→ **TASK PROMPT**: Give an exact copy of every line, leaving images out.

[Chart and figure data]
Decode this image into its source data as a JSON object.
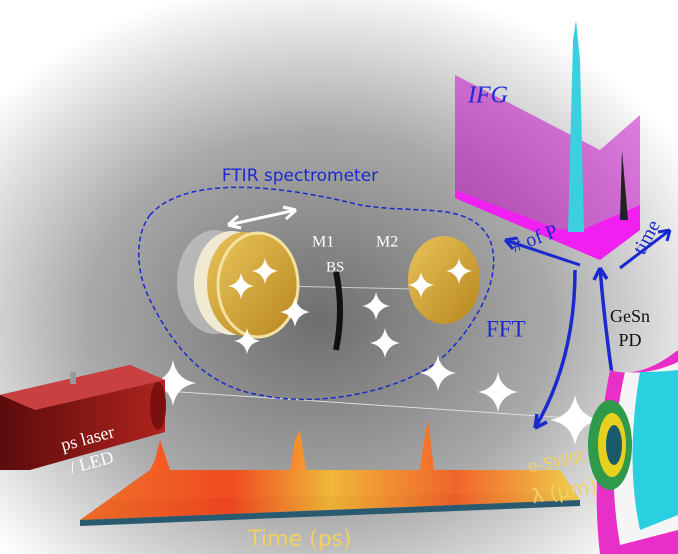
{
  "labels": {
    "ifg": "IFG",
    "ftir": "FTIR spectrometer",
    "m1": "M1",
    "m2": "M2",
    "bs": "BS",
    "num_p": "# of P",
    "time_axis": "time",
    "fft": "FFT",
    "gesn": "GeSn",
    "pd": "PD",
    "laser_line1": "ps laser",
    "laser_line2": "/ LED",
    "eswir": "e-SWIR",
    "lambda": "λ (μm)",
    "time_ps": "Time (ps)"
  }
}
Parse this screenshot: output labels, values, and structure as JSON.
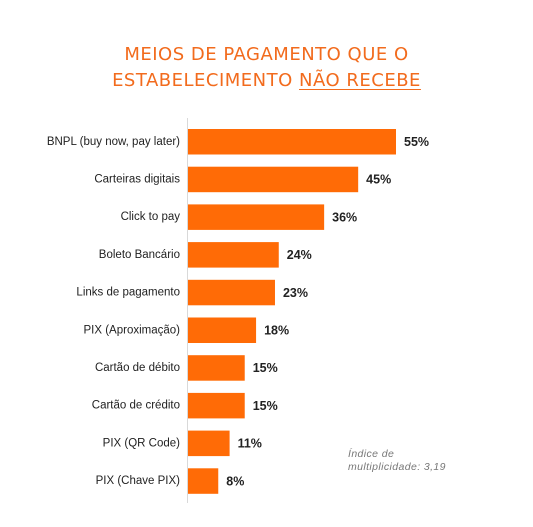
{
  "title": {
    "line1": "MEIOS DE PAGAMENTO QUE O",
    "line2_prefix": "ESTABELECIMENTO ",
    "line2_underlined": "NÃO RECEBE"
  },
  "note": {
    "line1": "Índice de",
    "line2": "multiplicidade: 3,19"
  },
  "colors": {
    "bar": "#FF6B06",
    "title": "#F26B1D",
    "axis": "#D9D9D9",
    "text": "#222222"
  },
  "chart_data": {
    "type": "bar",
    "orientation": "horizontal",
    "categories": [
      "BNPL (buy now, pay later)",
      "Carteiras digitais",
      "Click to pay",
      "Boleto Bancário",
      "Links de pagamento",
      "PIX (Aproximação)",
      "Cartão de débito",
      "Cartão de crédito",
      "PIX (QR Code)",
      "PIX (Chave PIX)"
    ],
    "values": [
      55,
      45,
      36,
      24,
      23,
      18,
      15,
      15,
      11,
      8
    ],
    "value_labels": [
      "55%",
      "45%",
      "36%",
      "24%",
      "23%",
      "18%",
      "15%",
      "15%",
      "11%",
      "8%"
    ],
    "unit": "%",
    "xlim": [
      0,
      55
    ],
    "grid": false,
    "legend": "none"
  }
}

→ **PROBLEM SOLUTION**:
Decode this image into its source data as a JSON object.
{
  "labels": {
    "ifg": "IFG",
    "ftir": "FTIR spectrometer",
    "m1": "M1",
    "m2": "M2",
    "bs": "BS",
    "num_p": "# of P",
    "time_axis": "time",
    "fft": "FFT",
    "gesn": "GeSn",
    "pd": "PD",
    "laser_line1": "ps laser",
    "laser_line2": "/ LED",
    "eswir": "e-SWIR",
    "lambda": "λ (μm)",
    "time_ps": "Time (ps)"
  }
}
Parse this screenshot: output labels, values, and structure as JSON.
{
  "title": {
    "line1": "MEIOS DE PAGAMENTO QUE O",
    "line2_prefix": "ESTABELECIMENTO ",
    "line2_underlined": "NÃO RECEBE"
  },
  "note": {
    "line1": "Índice de",
    "line2": "multiplicidade: 3,19"
  },
  "colors": {
    "bar": "#FF6B06",
    "title": "#F26B1D",
    "axis": "#D9D9D9",
    "text": "#222222"
  },
  "chart_data": {
    "type": "bar",
    "orientation": "horizontal",
    "categories": [
      "BNPL (buy now, pay later)",
      "Carteiras digitais",
      "Click to pay",
      "Boleto Bancário",
      "Links de pagamento",
      "PIX (Aproximação)",
      "Cartão de débito",
      "Cartão de crédito",
      "PIX (QR Code)",
      "PIX (Chave PIX)"
    ],
    "values": [
      55,
      45,
      36,
      24,
      23,
      18,
      15,
      15,
      11,
      8
    ],
    "value_labels": [
      "55%",
      "45%",
      "36%",
      "24%",
      "23%",
      "18%",
      "15%",
      "15%",
      "11%",
      "8%"
    ],
    "unit": "%",
    "xlim": [
      0,
      55
    ],
    "grid": false,
    "legend": "none"
  }
}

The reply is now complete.